The problem. Take from the listing each line that has the string "casos".

Dataset rows
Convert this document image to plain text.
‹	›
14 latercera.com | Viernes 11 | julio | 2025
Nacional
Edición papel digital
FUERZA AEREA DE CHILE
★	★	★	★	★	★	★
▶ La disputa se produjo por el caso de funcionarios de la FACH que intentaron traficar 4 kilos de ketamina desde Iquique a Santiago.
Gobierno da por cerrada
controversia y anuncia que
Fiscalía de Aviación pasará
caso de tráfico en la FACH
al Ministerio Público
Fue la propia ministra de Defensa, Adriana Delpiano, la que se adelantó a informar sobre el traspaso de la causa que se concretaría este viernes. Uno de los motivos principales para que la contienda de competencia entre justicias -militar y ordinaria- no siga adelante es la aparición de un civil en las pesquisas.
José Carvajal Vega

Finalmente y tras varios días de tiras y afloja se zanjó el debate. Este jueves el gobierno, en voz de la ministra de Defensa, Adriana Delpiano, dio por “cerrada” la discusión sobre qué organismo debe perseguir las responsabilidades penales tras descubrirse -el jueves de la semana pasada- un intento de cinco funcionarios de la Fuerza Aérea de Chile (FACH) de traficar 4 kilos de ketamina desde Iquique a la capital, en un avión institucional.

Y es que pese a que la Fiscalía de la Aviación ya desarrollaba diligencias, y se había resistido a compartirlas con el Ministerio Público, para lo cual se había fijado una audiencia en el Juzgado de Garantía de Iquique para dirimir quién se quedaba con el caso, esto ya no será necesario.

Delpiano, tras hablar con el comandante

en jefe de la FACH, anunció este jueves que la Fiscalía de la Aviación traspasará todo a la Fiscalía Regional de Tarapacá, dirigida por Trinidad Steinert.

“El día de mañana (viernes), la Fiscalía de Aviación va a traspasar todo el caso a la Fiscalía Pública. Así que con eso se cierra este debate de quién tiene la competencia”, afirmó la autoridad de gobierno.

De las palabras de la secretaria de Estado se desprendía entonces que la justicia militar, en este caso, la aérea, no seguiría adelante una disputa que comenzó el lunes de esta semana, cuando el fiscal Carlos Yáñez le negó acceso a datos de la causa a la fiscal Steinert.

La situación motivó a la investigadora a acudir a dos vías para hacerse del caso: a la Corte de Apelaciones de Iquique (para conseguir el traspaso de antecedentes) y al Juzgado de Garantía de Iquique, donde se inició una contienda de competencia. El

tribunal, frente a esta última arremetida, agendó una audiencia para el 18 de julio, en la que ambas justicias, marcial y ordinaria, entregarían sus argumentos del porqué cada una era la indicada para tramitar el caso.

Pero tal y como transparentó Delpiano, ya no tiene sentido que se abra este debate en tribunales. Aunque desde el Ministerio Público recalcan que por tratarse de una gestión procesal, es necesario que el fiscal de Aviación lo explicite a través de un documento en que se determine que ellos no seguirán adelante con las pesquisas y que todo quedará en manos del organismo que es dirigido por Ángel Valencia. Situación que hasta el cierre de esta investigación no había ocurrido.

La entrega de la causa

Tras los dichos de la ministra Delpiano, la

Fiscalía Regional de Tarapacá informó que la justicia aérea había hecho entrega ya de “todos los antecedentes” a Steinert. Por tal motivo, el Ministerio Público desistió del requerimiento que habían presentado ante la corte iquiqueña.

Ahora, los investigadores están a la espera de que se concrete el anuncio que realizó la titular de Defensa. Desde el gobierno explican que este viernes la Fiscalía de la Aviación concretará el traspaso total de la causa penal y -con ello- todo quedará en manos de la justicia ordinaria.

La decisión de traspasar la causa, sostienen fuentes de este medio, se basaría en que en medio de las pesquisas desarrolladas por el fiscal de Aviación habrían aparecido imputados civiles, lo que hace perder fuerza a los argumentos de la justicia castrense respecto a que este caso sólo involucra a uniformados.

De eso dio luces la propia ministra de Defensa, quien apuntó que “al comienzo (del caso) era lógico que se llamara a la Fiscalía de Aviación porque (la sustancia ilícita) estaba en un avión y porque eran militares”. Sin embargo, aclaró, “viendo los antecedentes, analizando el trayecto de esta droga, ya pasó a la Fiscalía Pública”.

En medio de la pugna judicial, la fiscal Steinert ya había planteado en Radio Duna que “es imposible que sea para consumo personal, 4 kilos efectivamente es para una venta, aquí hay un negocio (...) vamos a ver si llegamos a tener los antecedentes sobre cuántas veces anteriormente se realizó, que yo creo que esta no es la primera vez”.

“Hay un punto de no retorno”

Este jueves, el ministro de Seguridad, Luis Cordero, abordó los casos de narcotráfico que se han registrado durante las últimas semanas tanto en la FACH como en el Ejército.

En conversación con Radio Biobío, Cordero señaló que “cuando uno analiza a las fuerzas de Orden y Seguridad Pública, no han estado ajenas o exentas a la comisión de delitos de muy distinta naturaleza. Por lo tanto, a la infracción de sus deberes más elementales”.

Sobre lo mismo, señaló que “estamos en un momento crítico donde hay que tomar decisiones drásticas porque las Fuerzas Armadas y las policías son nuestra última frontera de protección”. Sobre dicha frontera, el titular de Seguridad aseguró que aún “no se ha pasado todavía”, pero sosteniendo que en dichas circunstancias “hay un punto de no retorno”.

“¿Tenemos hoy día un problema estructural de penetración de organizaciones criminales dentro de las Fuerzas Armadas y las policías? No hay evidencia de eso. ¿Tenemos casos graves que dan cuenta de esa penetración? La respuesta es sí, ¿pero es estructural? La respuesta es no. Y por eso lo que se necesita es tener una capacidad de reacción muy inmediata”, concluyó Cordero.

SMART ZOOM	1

...

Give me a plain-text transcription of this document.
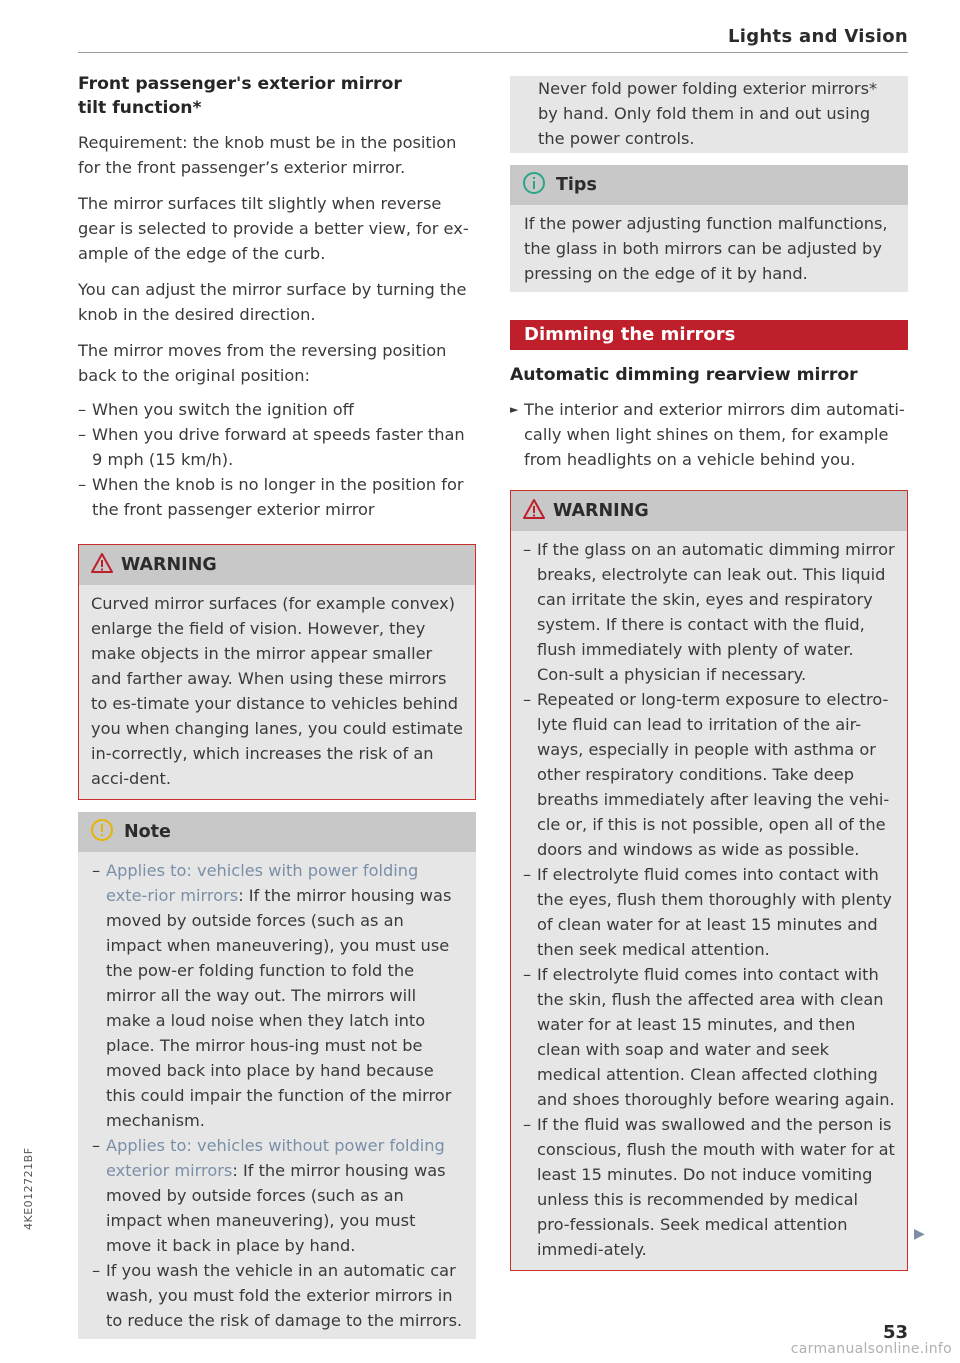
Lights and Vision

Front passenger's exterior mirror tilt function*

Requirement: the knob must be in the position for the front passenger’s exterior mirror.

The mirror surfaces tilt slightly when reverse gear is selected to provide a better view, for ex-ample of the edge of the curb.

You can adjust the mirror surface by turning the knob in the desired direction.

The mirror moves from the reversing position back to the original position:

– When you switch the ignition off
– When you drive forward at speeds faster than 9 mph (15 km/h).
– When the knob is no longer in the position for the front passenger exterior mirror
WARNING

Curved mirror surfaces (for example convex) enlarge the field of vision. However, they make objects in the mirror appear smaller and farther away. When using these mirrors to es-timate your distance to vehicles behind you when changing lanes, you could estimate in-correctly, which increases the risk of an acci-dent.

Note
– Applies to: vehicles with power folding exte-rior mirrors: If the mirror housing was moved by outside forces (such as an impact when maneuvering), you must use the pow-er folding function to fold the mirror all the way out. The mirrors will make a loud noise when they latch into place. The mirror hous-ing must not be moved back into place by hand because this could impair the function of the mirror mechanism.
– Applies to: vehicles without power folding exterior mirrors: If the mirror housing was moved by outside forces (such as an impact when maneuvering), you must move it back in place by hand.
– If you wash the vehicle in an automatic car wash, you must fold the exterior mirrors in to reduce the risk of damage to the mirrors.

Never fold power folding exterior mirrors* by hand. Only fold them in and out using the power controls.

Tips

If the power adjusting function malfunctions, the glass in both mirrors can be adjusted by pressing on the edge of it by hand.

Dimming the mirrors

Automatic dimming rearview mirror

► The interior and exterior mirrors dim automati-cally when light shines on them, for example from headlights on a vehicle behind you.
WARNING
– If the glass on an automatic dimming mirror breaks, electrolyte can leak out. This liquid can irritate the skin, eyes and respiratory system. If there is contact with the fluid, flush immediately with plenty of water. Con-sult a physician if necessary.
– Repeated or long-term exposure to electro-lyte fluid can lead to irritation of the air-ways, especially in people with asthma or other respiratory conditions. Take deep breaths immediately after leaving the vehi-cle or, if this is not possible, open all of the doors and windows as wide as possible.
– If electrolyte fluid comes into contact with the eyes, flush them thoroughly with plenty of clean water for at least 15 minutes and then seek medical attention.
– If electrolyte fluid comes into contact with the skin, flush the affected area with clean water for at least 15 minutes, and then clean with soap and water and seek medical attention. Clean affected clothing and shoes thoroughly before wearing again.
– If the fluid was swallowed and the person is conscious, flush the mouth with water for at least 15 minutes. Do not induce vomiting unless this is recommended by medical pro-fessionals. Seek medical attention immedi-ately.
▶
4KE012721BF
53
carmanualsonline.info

--

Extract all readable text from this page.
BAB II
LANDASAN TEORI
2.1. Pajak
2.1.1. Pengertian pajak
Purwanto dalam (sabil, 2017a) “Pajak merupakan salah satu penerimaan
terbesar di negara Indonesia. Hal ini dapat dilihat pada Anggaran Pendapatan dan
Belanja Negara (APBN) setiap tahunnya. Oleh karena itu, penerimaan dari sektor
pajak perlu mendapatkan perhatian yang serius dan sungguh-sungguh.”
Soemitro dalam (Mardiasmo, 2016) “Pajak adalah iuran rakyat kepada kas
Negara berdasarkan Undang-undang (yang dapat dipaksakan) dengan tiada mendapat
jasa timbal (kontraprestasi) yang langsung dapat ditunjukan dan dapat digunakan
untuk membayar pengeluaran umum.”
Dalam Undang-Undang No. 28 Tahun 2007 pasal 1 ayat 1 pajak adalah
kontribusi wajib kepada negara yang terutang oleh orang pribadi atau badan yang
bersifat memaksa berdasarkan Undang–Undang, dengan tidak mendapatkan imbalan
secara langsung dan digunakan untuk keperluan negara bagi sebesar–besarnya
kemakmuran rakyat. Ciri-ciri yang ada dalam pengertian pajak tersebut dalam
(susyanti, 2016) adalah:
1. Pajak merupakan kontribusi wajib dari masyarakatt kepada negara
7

Solution to this task.
Este jueves, el ministro de Seguridad, Luis Cordero, abordó los casos de narcotráfico que se han registrado durante las últimas semanas tanto en la FACH como en el Ejército.
“¿Tenemos hoy día un problema estructural de penetración de organizaciones criminales dentro de las Fuerzas Armadas y las policías? No hay evidencia de eso. ¿Tenemos casos graves que dan cuenta de esa penetración? La respuesta es sí, ¿pero es estructural? La respuesta es no. Y por eso lo que se necesita es tener una capacidad de reacción muy inmediata”, concluyó Cordero.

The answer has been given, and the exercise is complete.